● PROBLEM TO WORK ON
Check each line of the records below and collect those holding "this".

--- DATA PROVIDED ---

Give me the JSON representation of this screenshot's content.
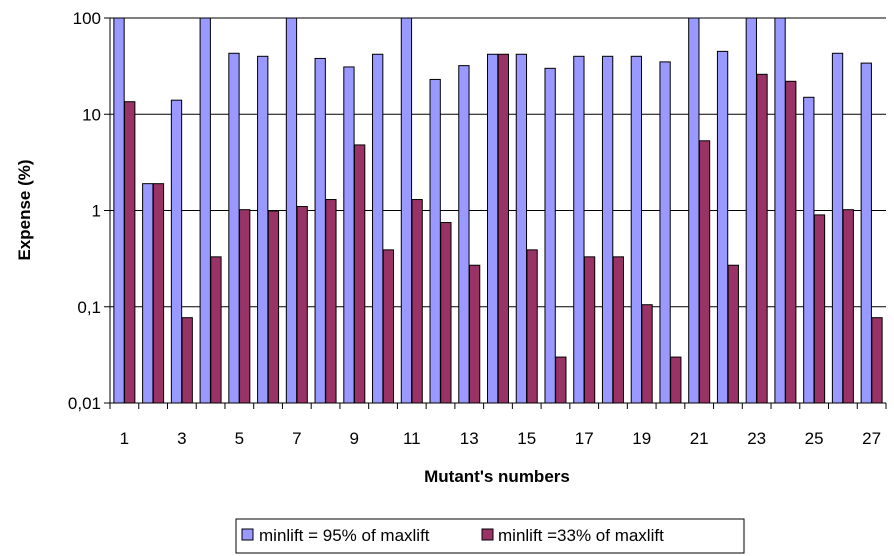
{
  "chart_data": {
    "type": "bar",
    "xlabel": "Mutant's numbers",
    "ylabel": "Expense (%)",
    "yscale": "log",
    "ylim": [
      0.01,
      100
    ],
    "y_ticks": [
      {
        "value": 100,
        "label": "100"
      },
      {
        "value": 10,
        "label": "10"
      },
      {
        "value": 1,
        "label": "1"
      },
      {
        "value": 0.1,
        "label": "0,1"
      },
      {
        "value": 0.01,
        "label": "0,01"
      }
    ],
    "categories": [
      "1",
      "2",
      "3",
      "4",
      "5",
      "6",
      "7",
      "8",
      "9",
      "10",
      "11",
      "12",
      "13",
      "14",
      "15",
      "16",
      "17",
      "18",
      "19",
      "20",
      "21",
      "22",
      "23",
      "24",
      "25",
      "26",
      "27"
    ],
    "x_tick_labels": [
      "1",
      "",
      "3",
      "",
      "5",
      "",
      "7",
      "",
      "9",
      "",
      "11",
      "",
      "13",
      "",
      "15",
      "",
      "17",
      "",
      "19",
      "",
      "21",
      "",
      "23",
      "",
      "25",
      "",
      "27"
    ],
    "grid": "horizontal",
    "legend_position": "bottom",
    "series": [
      {
        "name": "minlift = 95% of maxlift",
        "color": "#9999ff",
        "values": [
          100,
          1.9,
          14,
          100,
          43,
          40,
          100,
          38,
          31,
          42,
          100,
          23,
          32,
          42,
          42,
          30,
          40,
          40,
          40,
          35,
          100,
          45,
          100,
          100,
          15,
          43,
          34
        ]
      },
      {
        "name": "minlift =33% of maxlift",
        "color": "#993366",
        "values": [
          13.5,
          1.9,
          0.077,
          0.33,
          1.02,
          0.99,
          1.1,
          1.3,
          4.8,
          0.39,
          1.3,
          0.75,
          0.27,
          42,
          0.39,
          0.03,
          0.33,
          0.33,
          0.105,
          0.03,
          5.3,
          0.27,
          26,
          22,
          0.9,
          1.02,
          0.077
        ]
      }
    ]
  }
}
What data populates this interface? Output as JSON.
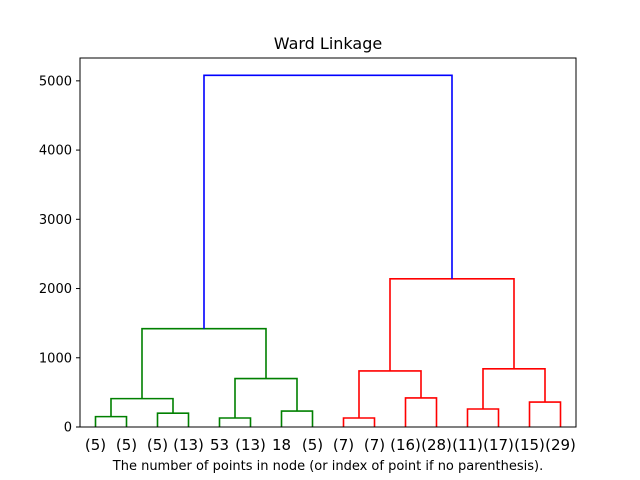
{
  "chart_data": {
    "type": "dendrogram",
    "title": "Ward Linkage",
    "xlabel": "The number of points in node (or index of point if no parenthesis).",
    "ylabel": "",
    "ylim": [
      0,
      5330
    ],
    "yticks": [
      0,
      1000,
      2000,
      3000,
      4000,
      5000
    ],
    "ytick_labels": [
      "0",
      "1000",
      "2000",
      "3000",
      "4000",
      "5000"
    ],
    "leaf_labels": [
      "(5)",
      "(5)",
      "(5)",
      "(13)",
      "53",
      "(13)",
      "18",
      "(5)",
      "(7)",
      "(7)",
      "(16)",
      "(28)",
      "(11)",
      "(17)",
      "(15)",
      "(29)"
    ],
    "merges": [
      {
        "left": "L0",
        "right": "L1",
        "height": 150,
        "color": "#008000"
      },
      {
        "left": "L2",
        "right": "L3",
        "height": 200,
        "color": "#008000"
      },
      {
        "left": "L4",
        "right": "L5",
        "height": 130,
        "color": "#008000"
      },
      {
        "left": "L6",
        "right": "L7",
        "height": 230,
        "color": "#008000"
      },
      {
        "left": "L8",
        "right": "L9",
        "height": 130,
        "color": "#ff0000"
      },
      {
        "left": "L10",
        "right": "L11",
        "height": 420,
        "color": "#ff0000"
      },
      {
        "left": "L12",
        "right": "L13",
        "height": 260,
        "color": "#ff0000"
      },
      {
        "left": "L14",
        "right": "L15",
        "height": 360,
        "color": "#ff0000"
      },
      {
        "left": "M0",
        "right": "M1",
        "height": 410,
        "color": "#008000"
      },
      {
        "left": "M2",
        "right": "M3",
        "height": 700,
        "color": "#008000"
      },
      {
        "left": "M4",
        "right": "M5",
        "height": 810,
        "color": "#ff0000"
      },
      {
        "left": "M6",
        "right": "M7",
        "height": 840,
        "color": "#ff0000"
      },
      {
        "left": "M8",
        "right": "M9",
        "height": 1420,
        "color": "#008000"
      },
      {
        "left": "M10",
        "right": "M11",
        "height": 2140,
        "color": "#ff0000"
      },
      {
        "left": "M12",
        "right": "M13",
        "height": 5080,
        "color": "#0000ff"
      }
    ]
  }
}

---

● REPLY TO THE TASK
Give me the JSON representation of this screenshot's content.
What data populates this interface? Output as JSON.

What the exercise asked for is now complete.